WHAT YOU NEED TO DO - Transcribe the tail of the listing: start at the line containing "Output a JSON" and stop after the last line, keeping every character as is and adding nothing.

(Excerpts from a figure dataset)
#####

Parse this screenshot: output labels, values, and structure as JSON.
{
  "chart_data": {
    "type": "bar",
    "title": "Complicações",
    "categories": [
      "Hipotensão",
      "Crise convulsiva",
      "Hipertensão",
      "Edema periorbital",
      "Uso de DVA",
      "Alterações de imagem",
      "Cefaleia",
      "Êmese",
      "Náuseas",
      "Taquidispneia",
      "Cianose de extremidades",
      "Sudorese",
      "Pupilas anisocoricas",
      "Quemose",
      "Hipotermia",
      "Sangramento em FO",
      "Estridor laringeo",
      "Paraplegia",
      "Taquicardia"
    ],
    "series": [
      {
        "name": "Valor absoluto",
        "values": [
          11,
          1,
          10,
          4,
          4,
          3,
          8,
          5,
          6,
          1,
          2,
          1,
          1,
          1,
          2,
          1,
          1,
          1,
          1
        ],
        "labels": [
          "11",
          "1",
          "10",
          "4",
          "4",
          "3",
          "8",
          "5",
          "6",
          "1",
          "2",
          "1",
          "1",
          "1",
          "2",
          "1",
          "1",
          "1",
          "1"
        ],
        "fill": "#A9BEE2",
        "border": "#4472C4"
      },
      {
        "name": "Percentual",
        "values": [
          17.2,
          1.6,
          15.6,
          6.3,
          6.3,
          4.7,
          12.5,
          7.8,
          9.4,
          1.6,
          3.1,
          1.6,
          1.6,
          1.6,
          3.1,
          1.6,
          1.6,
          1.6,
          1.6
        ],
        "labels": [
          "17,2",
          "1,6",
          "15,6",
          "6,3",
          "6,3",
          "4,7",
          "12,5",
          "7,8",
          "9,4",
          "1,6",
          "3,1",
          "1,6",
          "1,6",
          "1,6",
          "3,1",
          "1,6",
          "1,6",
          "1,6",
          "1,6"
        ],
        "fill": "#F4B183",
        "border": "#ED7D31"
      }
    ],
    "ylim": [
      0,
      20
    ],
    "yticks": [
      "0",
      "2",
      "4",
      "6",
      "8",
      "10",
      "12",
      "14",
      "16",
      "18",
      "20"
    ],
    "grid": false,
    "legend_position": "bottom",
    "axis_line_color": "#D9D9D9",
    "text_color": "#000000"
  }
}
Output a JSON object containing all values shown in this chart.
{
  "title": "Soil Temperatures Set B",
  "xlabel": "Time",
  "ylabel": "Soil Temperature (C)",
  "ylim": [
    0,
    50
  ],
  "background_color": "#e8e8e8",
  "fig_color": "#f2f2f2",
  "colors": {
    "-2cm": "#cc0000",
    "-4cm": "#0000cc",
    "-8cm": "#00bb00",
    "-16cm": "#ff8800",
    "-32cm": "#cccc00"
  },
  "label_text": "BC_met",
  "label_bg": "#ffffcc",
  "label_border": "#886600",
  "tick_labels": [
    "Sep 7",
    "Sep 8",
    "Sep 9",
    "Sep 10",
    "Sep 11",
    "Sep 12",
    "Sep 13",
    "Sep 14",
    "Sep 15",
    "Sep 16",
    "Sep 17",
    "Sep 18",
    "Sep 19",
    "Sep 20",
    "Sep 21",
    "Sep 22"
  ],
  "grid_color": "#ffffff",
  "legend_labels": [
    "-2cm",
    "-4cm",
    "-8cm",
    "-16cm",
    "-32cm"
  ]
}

#####

OUTPUT BELOW -
Output a JSON object containing all values shown in this chart.
{
  "title": "Soil Temperatures Set B",
  "xlabel": "Time",
  "ylabel": "Soil Temperature (C)",
  "ylim": [
    0,
    50
  ],
  "background_color": "#e8e8e8",
  "fig_color": "#f2f2f2",
  "colors": {
    "-2cm": "#cc0000",
    "-4cm": "#0000cc",
    "-8cm": "#00bb00",
    "-16cm": "#ff8800",
    "-32cm": "#cccc00"
  },
  "label_text": "BC_met",
  "label_bg": "#ffffcc",
  "label_border": "#886600",
  "tick_labels": [
    "Sep 7",
    "Sep 8",
    "Sep 9",
    "Sep 10",
    "Sep 11",
    "Sep 12",
    "Sep 13",
    "Sep 14",
    "Sep 15",
    "Sep 16",
    "Sep 17",
    "Sep 18",
    "Sep 19",
    "Sep 20",
    "Sep 21",
    "Sep 22"
  ],
  "grid_color": "#ffffff",
  "legend_labels": [
    "-2cm",
    "-4cm",
    "-8cm",
    "-16cm",
    "-32cm"
  ]
}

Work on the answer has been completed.